» **What is being asked**: Gather all lines with "HOTEL" from the records.

» **Provided entries**:
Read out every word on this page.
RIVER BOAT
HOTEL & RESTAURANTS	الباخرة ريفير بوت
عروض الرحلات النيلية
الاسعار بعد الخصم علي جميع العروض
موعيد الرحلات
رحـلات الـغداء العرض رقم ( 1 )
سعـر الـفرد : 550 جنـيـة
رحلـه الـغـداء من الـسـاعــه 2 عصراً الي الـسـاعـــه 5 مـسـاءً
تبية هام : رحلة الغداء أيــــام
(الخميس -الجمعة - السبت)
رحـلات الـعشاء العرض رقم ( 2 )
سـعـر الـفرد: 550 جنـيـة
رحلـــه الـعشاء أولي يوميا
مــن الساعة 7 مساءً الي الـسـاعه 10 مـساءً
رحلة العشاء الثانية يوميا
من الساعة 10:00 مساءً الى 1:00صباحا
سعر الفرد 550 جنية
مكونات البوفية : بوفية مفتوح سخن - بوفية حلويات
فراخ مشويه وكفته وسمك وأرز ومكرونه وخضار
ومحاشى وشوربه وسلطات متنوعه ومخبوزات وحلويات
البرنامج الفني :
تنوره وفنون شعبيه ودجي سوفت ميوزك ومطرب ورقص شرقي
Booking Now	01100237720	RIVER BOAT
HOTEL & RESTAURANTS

» **The result**:
HOTEL & RESTAURANTS	الباخرة ريفير بوت
HOTEL & RESTAURANTS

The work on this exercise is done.